▶ **Partes do exercício**:
• 1. Passe para o inglês esta frase da entrevista sobre trabalho social: "As questões sociais me atraem e me desafiam."
• 2. Por favor, escreva a continuação da entrevista sobre trabalho social, começando logo depois da última frase.

▶ **Texto fornecido**:
Esse é meu jeito de tocar a vida, natural. Eu gosto do diálogo. Sinto prazer em construir convergências. Gosto de uma boa conversa. E a rispidez, o grito, as agressões, os conflitos não me atraem. Mesmo nos momentos mais difíceis da minha vida, e eu já vivi muitas dificuldades, já fui vítima de muito preconceito, eu saí do outro lado através do diálogo e do respeito com pensamentos diferentes do meu.
Pode-se dizer que o trabalho social é a principal bandeira de Flávia Arruda?
Acredito que sim. Desde criança, acompanhava meu pai em ações sociais, e ele até hoje se dedica a isso anonimamente. Quando fui primeira-dama, e eu era muito jovem, criei a bolsa universitária; o Mãezinha brasiliense, que dava um enxoval e atendimento prioritário às mães na rede pública; a cesta verde, que unia uma preocupação social com a alimentação mais saudável; o atendimento às presidiárias; o apoio às creches. Enfim, fizemos muitas coisas. E, no Congresso, presidi a Comissão do Combate à Violência e ao Feminicídio. Presidi também a Comissão Especial do Bolsa Família, porque eu acredito que, num país com tantas desigualdades, temos de ter políticas públicas de atendimento aos mais pobres. Estou agora empenhada em colocar de pé um programa ambicioso de ampliação do Bolsa Família, o novo Auxílio Brasil. As questões sociais me atraem e me desafiam.

▶ **Registros extraídos**:
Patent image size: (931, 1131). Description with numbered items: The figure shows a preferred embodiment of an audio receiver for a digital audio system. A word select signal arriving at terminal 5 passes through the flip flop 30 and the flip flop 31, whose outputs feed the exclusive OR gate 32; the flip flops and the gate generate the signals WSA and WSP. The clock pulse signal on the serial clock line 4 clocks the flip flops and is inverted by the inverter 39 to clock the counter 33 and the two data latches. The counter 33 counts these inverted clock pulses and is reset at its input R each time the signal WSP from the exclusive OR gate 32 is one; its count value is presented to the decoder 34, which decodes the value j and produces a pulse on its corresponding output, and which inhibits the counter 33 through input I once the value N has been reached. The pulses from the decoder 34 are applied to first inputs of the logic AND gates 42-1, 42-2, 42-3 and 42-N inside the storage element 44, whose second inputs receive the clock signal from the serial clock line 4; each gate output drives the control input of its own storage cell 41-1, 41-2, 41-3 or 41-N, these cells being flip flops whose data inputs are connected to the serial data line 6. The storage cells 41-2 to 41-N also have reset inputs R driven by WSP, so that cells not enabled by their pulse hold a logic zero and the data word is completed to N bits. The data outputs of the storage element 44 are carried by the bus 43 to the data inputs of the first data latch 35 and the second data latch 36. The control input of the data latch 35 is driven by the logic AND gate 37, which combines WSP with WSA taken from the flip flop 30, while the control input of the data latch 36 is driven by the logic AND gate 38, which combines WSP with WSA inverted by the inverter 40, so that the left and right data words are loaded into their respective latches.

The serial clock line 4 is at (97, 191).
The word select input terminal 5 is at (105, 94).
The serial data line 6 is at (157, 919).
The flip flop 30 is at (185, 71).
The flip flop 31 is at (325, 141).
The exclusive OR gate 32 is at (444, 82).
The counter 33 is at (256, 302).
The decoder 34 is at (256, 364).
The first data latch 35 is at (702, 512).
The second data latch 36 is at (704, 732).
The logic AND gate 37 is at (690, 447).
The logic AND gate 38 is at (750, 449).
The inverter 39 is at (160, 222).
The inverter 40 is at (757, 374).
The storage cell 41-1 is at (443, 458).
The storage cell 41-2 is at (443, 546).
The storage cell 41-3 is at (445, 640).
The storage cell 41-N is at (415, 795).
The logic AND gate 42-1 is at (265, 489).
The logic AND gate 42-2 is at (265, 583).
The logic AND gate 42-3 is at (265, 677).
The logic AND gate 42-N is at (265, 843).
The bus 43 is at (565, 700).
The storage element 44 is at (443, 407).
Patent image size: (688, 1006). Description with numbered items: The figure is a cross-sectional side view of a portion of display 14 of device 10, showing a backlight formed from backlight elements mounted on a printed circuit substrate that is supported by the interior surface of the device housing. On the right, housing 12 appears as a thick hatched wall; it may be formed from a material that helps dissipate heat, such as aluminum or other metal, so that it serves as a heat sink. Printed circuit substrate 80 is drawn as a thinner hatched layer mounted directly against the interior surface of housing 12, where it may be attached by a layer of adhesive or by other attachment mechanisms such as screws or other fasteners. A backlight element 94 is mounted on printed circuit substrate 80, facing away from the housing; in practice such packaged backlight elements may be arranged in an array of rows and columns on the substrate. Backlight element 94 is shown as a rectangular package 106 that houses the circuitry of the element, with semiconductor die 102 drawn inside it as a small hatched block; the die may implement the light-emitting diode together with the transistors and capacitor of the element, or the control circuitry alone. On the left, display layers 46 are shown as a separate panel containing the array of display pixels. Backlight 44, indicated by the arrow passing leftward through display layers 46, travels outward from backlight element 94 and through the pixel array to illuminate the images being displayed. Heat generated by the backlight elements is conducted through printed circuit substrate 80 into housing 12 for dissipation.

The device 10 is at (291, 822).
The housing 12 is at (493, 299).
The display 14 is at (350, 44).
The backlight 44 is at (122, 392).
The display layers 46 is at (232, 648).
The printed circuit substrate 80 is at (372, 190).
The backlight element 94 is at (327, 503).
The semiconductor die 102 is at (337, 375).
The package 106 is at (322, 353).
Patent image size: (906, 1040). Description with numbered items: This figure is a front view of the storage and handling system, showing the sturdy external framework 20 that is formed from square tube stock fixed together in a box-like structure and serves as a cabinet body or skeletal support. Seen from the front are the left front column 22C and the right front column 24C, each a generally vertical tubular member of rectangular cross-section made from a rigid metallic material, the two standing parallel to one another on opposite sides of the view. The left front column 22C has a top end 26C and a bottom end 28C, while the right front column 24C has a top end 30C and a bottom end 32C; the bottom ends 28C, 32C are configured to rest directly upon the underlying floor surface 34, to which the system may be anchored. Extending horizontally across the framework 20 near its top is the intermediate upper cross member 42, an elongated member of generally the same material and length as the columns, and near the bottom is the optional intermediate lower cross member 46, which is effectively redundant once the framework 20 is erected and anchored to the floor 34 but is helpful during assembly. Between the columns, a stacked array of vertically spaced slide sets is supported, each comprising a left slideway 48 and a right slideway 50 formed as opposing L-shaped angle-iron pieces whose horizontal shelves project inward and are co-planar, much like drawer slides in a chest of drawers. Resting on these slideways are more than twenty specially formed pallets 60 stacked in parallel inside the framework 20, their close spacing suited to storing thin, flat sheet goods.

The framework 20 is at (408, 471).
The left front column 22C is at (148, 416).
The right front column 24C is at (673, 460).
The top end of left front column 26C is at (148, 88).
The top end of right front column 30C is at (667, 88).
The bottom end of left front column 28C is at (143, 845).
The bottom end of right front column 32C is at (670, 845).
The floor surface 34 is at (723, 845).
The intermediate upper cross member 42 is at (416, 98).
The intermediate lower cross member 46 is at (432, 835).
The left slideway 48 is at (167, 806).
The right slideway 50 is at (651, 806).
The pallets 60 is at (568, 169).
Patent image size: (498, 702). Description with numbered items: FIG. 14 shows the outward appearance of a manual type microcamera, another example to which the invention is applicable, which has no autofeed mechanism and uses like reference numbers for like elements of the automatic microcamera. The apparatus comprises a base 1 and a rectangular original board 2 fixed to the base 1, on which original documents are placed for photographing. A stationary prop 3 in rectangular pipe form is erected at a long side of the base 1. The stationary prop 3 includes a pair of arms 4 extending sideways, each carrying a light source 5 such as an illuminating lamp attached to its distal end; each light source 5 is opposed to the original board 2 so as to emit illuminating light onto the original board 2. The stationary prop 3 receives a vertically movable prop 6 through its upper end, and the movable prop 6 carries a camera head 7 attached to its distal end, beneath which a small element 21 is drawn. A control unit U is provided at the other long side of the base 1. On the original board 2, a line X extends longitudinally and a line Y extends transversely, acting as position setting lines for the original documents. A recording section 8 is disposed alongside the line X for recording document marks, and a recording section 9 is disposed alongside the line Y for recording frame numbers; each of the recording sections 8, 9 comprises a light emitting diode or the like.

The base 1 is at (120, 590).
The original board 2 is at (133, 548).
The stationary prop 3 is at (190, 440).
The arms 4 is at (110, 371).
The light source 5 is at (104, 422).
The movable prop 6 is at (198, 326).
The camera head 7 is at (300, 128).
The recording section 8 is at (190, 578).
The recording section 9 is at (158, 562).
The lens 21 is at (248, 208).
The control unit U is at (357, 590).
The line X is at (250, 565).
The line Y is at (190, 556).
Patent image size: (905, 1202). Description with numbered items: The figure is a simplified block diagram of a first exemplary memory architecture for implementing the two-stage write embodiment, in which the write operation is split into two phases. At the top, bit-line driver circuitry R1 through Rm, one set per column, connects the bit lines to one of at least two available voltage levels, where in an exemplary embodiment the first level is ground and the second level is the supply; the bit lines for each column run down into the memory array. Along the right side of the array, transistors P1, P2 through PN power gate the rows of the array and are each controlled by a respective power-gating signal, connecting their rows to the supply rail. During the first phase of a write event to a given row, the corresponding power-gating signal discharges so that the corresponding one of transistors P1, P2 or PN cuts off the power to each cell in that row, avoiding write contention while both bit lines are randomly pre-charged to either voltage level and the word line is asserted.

▶ **Resultados do exercício**:
• 1. Social issues attract me and challenge me.

• 2.
O que mudou na sua rotina neste ano de pandemia?
Mudou tudo na vida de todos nós. E, no meu caso, veio o ministério com seus desafios no meio da pandemia. Tenho dado tudo de mim. Não é fácil compatibilizar a agenda do ministério com as limitações impostas pela pandemia e com a minha vida pessoal, o cuidado com as minhas duas filhas. Mas nós mulheres aprendemos a lidar com muitas coisas ao mesmo tempo. Se Deus quiser, logo tudo isso vai passar.
Como ficam as grandes questões da humanidade no pós-pandemia?
Tenho uma visão otimista sobre o futuro próximo. Todo sofrimento traz grandes lições. Certamente, seremos mais solidários. Mais compreensivos. Mais humanos. O mundo terá de encontrar novos pontos de equilíbrio entre as nações mais ricas e as mais pobres. Veja o caso do Brasil. Ninguém mais questiona o SUS (Sistema Único de Saúde). Nem os mais liberais questionam as políticas públicas de complementação de renda. Teremos mais convergência e menos radicalismos. O momento exige resiliência e ativismo solidário.
Pessoalmente, a senhora se engajou em alguma atividade coletiva a distância?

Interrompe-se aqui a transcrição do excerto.